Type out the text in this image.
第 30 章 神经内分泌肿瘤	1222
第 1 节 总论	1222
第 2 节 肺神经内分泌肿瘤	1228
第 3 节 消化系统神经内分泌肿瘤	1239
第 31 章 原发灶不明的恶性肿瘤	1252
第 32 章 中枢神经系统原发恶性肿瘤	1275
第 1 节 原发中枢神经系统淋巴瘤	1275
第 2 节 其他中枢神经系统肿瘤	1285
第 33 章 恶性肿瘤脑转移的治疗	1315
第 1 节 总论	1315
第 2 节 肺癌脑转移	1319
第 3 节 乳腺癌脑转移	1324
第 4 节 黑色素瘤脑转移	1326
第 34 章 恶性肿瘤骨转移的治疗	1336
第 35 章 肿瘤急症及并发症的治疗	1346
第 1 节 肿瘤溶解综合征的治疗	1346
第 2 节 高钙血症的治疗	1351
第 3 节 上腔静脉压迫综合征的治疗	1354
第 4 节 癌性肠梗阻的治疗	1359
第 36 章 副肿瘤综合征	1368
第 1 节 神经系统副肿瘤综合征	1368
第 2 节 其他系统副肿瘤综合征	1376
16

The problem - Extract the listing in its entirety and repeat it exactly.

Response -
Type out the text in this image.
第 30 章 神经内分泌肿瘤	1222
第 1 节 总论	1222
第 2 节 肺神经内分泌肿瘤	1228
第 3 节 消化系统神经内分泌肿瘤	1239
第 31 章 原发灶不明的恶性肿瘤	1252
第 32 章 中枢神经系统原发恶性肿瘤	1275
第 1 节 原发中枢神经系统淋巴瘤	1275
第 2 节 其他中枢神经系统肿瘤	1285
第 33 章 恶性肿瘤脑转移的治疗	1315
第 1 节 总论	1315
第 2 节 肺癌脑转移	1319
第 3 节 乳腺癌脑转移	1324
第 4 节 黑色素瘤脑转移	1326
第 34 章 恶性肿瘤骨转移的治疗	1336
第 35 章 肿瘤急症及并发症的治疗	1346
第 1 节 肿瘤溶解综合征的治疗	1346
第 2 节 高钙血症的治疗	1351
第 3 节 上腔静脉压迫综合征的治疗	1354
第 4 节 癌性肠梗阻的治疗	1359
第 36 章 副肿瘤综合征	1368
第 1 节 神经系统副肿瘤综合征	1368
第 2 节 其他系统副肿瘤综合征	1376
16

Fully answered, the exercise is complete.